Dataset excerpts:
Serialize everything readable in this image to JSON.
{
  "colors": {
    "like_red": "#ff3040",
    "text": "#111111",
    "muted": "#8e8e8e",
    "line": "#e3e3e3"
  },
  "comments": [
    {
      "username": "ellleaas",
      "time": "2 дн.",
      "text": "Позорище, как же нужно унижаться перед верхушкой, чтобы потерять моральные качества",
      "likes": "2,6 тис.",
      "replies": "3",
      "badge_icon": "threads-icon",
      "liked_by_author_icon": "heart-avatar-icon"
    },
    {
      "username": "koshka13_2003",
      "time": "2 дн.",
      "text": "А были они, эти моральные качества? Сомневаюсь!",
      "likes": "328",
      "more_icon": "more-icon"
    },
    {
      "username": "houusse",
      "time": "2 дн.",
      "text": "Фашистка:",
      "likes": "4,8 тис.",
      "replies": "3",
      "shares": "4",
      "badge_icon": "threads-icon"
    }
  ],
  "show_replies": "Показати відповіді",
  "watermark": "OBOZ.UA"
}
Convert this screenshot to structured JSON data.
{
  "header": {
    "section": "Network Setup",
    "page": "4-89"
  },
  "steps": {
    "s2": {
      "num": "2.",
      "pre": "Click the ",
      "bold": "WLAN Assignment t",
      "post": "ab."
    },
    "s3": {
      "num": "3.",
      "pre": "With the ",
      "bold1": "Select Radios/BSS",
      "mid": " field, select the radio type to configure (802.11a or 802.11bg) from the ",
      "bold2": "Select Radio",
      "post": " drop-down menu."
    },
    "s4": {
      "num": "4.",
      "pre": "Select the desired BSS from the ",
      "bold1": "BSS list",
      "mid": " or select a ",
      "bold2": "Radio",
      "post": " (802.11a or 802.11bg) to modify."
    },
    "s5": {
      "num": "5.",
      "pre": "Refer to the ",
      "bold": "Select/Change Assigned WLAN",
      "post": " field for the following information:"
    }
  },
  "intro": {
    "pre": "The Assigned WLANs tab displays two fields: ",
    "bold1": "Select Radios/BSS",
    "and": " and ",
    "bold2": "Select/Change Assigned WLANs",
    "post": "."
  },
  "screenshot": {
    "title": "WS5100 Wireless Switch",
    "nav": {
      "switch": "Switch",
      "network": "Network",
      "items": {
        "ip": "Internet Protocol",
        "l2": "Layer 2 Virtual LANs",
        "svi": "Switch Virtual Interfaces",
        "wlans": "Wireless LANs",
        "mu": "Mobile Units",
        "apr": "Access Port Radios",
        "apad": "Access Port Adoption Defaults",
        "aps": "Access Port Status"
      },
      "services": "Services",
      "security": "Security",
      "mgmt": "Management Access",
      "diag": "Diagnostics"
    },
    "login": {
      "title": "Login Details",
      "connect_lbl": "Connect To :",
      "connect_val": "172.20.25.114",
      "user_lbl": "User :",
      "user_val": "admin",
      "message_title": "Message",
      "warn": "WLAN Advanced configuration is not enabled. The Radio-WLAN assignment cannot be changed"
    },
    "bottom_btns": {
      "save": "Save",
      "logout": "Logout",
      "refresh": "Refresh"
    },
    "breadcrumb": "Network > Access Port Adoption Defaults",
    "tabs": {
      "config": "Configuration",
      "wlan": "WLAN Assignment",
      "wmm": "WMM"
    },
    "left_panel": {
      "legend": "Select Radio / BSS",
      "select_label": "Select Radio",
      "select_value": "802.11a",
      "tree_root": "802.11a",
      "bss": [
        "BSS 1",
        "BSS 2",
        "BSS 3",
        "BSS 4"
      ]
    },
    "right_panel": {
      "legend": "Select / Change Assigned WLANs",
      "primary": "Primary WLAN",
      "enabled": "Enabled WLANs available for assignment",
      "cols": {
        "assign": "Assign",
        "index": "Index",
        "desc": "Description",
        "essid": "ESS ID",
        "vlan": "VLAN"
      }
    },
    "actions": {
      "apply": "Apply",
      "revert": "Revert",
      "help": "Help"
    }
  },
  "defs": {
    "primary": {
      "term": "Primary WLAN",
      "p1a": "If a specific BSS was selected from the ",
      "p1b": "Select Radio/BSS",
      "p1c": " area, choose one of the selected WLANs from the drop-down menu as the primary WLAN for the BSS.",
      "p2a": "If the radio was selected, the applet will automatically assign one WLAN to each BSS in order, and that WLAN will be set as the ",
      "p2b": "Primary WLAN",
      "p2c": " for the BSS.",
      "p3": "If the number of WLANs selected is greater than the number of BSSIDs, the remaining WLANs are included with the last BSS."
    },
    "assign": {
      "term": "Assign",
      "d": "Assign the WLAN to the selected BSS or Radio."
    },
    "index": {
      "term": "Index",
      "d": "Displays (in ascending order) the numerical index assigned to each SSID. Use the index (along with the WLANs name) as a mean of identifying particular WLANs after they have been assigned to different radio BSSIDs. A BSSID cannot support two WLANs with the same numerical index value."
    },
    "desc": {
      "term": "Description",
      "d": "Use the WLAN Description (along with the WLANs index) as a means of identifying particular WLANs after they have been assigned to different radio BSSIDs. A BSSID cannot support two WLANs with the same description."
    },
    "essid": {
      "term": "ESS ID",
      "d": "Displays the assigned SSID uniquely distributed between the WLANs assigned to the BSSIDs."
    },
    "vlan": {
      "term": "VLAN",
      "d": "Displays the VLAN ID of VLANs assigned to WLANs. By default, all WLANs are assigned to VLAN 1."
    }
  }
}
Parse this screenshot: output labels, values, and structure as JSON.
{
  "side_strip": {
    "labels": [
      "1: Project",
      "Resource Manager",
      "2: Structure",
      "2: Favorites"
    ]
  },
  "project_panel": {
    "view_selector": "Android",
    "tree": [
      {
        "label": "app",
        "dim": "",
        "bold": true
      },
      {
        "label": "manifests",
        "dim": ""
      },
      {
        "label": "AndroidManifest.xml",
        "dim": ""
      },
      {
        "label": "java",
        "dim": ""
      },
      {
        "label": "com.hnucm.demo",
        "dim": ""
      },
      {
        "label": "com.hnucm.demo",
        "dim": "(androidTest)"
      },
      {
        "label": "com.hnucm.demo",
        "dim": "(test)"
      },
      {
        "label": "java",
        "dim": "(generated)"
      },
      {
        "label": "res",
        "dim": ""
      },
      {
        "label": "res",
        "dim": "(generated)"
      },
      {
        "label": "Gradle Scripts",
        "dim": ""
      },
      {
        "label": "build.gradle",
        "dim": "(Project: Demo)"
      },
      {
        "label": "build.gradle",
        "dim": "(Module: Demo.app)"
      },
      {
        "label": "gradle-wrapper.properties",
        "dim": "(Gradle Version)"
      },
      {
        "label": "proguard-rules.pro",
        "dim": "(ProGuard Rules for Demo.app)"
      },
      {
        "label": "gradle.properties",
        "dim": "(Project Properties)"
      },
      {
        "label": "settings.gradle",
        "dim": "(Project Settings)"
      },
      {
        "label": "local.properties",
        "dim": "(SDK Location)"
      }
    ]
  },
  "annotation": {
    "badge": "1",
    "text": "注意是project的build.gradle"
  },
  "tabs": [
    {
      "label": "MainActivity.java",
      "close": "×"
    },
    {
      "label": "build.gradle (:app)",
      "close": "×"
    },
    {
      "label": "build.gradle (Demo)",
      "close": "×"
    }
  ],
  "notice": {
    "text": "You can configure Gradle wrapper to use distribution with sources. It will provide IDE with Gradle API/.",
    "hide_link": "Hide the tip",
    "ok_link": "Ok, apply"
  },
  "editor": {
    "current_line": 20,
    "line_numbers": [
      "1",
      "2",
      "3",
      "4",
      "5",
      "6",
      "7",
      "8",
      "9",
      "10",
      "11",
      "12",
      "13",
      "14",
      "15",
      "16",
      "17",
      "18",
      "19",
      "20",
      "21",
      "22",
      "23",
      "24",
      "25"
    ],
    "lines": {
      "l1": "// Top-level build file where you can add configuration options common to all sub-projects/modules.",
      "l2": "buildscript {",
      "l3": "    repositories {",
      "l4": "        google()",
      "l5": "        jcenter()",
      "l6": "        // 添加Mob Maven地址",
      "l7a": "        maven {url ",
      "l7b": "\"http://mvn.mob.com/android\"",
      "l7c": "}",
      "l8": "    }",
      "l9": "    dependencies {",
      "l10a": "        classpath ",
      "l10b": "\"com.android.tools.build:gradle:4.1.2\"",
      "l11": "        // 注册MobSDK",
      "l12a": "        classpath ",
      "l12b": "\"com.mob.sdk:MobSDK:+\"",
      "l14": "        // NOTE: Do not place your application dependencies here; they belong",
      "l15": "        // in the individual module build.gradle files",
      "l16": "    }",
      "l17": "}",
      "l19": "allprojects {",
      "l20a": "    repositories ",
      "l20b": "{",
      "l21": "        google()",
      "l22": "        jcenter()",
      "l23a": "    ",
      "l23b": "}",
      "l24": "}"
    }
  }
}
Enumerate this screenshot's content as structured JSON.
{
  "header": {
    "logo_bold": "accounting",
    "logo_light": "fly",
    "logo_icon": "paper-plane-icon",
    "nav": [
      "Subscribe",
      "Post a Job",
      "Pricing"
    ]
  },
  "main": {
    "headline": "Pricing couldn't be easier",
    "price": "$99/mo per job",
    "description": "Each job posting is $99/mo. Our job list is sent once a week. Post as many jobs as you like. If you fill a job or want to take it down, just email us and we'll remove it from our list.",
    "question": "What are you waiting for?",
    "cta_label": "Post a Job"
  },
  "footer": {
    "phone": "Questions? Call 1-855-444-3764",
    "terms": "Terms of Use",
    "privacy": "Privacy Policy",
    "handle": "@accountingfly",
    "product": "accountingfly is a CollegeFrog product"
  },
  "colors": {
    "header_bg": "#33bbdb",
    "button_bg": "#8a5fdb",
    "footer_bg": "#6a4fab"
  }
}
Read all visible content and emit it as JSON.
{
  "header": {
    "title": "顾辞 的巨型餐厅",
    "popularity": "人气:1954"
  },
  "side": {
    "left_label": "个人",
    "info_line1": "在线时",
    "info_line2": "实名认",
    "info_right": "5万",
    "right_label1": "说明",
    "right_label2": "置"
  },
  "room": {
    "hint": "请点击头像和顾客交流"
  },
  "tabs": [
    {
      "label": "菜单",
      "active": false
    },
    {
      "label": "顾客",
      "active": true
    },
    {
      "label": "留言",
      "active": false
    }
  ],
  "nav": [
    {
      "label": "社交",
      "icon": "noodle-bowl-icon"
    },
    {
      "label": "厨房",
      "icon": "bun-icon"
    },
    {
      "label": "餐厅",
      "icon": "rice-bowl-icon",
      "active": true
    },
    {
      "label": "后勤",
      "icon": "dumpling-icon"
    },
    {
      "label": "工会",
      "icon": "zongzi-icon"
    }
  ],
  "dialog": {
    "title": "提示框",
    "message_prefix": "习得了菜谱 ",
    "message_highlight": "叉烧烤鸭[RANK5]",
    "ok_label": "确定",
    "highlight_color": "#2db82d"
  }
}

* Written instruction:
Write out exactly the lines starting with the one that holds "Enumerate this screenshot's" and running through the last line above.

* Written answer:
Enumerate this screenshot's content as structured JSON.
{
  "header": {
    "logo_bold": "accounting",
    "logo_light": "fly",
    "logo_icon": "paper-plane-icon",
    "nav": [
      "Subscribe",
      "Post a Job",
      "Pricing"
    ]
  },
  "main": {
    "headline": "Pricing couldn't be easier",
    "price": "$99/mo per job",
    "description": "Each job posting is $99/mo. Our job list is sent once a week. Post as many jobs as you like. If you fill a job or want to take it down, just email us and we'll remove it from our list.",
    "question": "What are you waiting for?",
    "cta_label": "Post a Job"
  },
  "footer": {
    "phone": "Questions? Call 1-855-444-3764",
    "terms": "Terms of Use",
    "privacy": "Privacy Policy",
    "handle": "@accountingfly",
    "product": "accountingfly is a CollegeFrog product"
  },
  "colors": {
    "header_bg": "#33bbdb",
    "button_bg": "#8a5fdb",
    "footer_bg": "#6a4fab"
  }
}
Read all visible content and emit it as JSON.
{
  "header": {
    "title": "顾辞 的巨型餐厅",
    "popularity": "人气:1954"
  },
  "side": {
    "left_label": "个人",
    "info_line1": "在线时",
    "info_line2": "实名认",
    "info_right": "5万",
    "right_label1": "说明",
    "right_label2": "置"
  },
  "room": {
    "hint": "请点击头像和顾客交流"
  },
  "tabs": [
    {
      "label": "菜单",
      "active": false
    },
    {
      "label": "顾客",
      "active": true
    },
    {
      "label": "留言",
      "active": false
    }
  ],
  "nav": [
    {
      "label": "社交",
      "icon": "noodle-bowl-icon"
    },
    {
      "label": "厨房",
      "icon": "bun-icon"
    },
    {
      "label": "餐厅",
      "icon": "rice-bowl-icon",
      "active": true
    },
    {
      "label": "后勤",
      "icon": "dumpling-icon"
    },
    {
      "label": "工会",
      "icon": "zongzi-icon"
    }
  ],
  "dialog": {
    "title": "提示框",
    "message_prefix": "习得了菜谱 ",
    "message_highlight": "叉烧烤鸭[RANK5]",
    "ok_label": "确定",
    "highlight_color": "#2db82d"
  }
}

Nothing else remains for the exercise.